▸ **Task statement**:
Wherever the word "Уверен" appears in a line, copy that line.

Figure content listings
>> start

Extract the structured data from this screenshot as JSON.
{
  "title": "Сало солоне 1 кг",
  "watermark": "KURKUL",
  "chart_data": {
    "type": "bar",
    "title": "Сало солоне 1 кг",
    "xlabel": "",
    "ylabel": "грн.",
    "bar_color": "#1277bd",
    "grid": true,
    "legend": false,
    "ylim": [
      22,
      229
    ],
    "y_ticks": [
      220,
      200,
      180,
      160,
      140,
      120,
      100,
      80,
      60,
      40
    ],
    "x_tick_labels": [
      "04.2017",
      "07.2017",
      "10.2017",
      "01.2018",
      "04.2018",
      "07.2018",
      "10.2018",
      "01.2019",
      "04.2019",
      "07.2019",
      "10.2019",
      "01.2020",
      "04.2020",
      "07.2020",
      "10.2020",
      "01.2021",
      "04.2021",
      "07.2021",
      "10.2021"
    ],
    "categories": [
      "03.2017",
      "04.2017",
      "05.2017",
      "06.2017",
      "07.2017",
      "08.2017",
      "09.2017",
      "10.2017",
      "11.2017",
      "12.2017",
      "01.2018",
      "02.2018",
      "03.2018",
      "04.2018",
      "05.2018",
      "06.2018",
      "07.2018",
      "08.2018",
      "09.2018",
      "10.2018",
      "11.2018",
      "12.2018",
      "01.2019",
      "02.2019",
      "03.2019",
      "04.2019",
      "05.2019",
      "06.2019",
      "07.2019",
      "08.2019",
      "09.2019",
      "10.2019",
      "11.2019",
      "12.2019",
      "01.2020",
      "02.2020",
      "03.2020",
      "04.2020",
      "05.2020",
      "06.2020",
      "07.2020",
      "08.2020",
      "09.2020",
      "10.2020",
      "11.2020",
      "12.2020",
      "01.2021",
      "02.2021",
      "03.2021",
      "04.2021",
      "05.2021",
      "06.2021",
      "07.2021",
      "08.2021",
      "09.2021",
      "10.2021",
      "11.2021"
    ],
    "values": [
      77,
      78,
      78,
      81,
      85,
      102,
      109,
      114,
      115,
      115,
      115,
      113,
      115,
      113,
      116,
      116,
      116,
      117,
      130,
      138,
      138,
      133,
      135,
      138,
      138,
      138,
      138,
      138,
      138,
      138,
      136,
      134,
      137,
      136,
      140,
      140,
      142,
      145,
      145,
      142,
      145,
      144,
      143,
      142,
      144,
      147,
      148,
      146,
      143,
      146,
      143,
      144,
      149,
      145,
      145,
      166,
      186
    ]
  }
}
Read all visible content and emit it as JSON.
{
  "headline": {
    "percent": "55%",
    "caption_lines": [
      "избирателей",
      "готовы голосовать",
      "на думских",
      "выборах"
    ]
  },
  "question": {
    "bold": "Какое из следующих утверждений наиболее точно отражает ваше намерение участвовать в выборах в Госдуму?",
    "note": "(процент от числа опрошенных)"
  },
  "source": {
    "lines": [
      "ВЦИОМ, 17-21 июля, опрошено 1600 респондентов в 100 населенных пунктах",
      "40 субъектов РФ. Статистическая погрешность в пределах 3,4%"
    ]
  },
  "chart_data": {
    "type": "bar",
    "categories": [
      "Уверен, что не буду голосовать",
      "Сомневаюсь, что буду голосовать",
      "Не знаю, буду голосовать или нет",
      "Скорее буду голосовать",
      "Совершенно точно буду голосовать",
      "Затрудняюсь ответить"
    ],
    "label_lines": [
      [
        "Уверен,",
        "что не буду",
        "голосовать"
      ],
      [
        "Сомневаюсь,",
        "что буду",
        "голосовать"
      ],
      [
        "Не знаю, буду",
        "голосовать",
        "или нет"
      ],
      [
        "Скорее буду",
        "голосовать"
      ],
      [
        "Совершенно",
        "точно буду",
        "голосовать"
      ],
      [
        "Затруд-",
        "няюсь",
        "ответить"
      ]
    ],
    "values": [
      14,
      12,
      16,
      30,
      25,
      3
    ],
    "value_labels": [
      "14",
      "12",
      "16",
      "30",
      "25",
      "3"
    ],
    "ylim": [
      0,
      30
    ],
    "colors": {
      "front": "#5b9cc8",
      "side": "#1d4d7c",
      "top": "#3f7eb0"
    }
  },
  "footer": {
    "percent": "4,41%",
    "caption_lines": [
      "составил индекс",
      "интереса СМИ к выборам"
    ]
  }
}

>> end
>> start

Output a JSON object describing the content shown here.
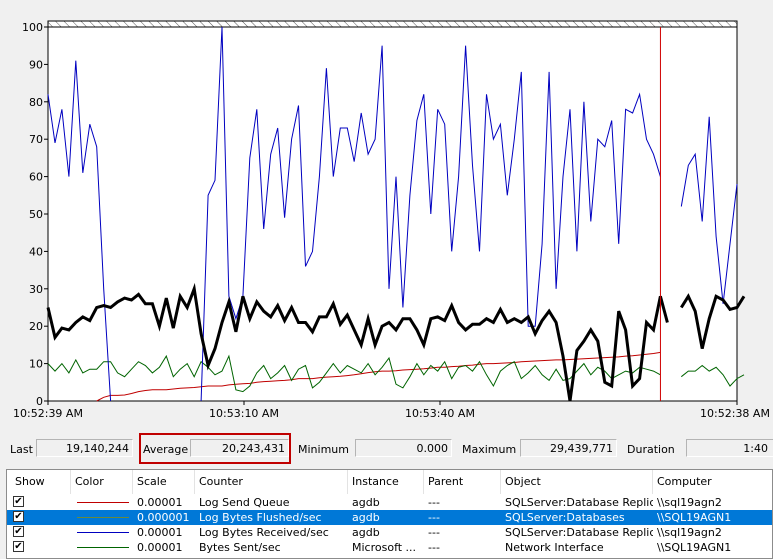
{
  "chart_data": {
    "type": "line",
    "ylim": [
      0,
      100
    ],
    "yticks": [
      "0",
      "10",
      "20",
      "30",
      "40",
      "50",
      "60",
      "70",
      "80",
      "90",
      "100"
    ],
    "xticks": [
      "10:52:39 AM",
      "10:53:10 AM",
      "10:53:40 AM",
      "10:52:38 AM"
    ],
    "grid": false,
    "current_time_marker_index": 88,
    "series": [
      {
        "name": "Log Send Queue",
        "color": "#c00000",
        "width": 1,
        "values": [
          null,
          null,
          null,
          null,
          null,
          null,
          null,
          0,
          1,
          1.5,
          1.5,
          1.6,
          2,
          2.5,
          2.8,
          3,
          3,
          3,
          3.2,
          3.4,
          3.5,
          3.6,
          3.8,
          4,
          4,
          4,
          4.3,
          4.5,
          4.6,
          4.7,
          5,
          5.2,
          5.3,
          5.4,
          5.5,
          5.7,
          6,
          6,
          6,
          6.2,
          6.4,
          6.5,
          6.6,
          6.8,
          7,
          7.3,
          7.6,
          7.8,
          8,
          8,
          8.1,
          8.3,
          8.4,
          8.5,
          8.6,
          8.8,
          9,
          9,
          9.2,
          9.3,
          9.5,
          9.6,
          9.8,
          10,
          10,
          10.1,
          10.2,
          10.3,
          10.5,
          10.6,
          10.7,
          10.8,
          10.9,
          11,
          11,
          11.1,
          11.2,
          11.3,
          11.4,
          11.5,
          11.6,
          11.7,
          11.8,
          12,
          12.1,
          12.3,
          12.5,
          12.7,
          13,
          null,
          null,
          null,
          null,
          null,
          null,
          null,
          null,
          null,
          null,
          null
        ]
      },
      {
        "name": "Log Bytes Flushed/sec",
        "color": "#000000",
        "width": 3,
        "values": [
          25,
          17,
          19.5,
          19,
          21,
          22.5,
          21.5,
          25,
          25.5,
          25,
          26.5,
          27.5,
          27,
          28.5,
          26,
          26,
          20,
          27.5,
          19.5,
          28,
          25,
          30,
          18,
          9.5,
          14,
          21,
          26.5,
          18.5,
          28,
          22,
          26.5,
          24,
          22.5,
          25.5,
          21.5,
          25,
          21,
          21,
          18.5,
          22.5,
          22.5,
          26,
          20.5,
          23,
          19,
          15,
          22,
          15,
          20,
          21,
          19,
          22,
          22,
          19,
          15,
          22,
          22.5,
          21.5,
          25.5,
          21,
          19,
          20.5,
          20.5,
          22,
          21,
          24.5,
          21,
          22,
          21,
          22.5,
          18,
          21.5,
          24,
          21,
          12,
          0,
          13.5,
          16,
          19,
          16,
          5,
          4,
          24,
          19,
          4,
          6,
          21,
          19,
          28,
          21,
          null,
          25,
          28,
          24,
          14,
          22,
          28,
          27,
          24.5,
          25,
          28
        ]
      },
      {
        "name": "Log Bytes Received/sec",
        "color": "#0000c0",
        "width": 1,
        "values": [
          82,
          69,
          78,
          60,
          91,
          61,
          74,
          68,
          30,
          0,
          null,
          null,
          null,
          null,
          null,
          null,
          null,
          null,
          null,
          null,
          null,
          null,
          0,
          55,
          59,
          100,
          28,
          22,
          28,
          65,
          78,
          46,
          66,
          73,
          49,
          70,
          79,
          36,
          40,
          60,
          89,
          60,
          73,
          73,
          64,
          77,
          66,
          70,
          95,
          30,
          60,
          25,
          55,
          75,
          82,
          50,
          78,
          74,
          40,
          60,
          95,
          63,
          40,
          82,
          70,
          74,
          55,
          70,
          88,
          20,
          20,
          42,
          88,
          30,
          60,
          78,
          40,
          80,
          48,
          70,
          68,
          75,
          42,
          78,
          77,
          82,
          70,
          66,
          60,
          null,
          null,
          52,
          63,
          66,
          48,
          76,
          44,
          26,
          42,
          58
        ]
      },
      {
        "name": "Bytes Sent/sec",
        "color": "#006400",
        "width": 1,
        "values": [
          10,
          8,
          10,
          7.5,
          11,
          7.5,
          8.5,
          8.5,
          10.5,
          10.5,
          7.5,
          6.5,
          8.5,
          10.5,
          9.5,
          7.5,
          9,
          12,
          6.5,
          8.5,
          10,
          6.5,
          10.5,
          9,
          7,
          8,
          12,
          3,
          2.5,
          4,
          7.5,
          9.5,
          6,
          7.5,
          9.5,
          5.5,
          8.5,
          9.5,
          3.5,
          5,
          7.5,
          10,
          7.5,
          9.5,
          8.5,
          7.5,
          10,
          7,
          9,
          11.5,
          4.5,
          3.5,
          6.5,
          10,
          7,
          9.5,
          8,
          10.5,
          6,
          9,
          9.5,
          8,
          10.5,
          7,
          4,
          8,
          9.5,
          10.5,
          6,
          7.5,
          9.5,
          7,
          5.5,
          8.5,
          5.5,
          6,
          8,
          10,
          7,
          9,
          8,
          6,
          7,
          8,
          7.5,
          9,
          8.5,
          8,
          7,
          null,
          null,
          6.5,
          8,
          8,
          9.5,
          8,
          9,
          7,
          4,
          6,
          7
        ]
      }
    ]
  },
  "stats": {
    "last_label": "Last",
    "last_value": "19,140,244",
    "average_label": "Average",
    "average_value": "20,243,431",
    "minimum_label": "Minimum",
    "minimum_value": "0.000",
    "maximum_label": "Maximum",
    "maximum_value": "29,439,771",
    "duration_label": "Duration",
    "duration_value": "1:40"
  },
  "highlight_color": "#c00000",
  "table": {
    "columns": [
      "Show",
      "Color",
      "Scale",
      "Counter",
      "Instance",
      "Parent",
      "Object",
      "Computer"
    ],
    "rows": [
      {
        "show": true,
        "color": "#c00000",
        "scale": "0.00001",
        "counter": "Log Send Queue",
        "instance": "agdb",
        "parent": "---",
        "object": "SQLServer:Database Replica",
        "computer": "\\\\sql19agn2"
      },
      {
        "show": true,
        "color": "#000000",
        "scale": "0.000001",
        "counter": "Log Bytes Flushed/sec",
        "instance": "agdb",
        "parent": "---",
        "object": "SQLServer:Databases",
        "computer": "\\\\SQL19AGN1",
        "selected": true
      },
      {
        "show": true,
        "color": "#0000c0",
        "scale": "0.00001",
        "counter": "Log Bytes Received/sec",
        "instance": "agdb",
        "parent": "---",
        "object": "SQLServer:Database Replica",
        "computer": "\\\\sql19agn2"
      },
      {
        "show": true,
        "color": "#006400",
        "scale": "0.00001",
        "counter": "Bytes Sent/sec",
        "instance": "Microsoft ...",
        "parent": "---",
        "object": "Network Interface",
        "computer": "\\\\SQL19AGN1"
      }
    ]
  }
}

>> end

▸ **Task output**:
      "Уверен, что не буду голосовать",
        "Уверен,",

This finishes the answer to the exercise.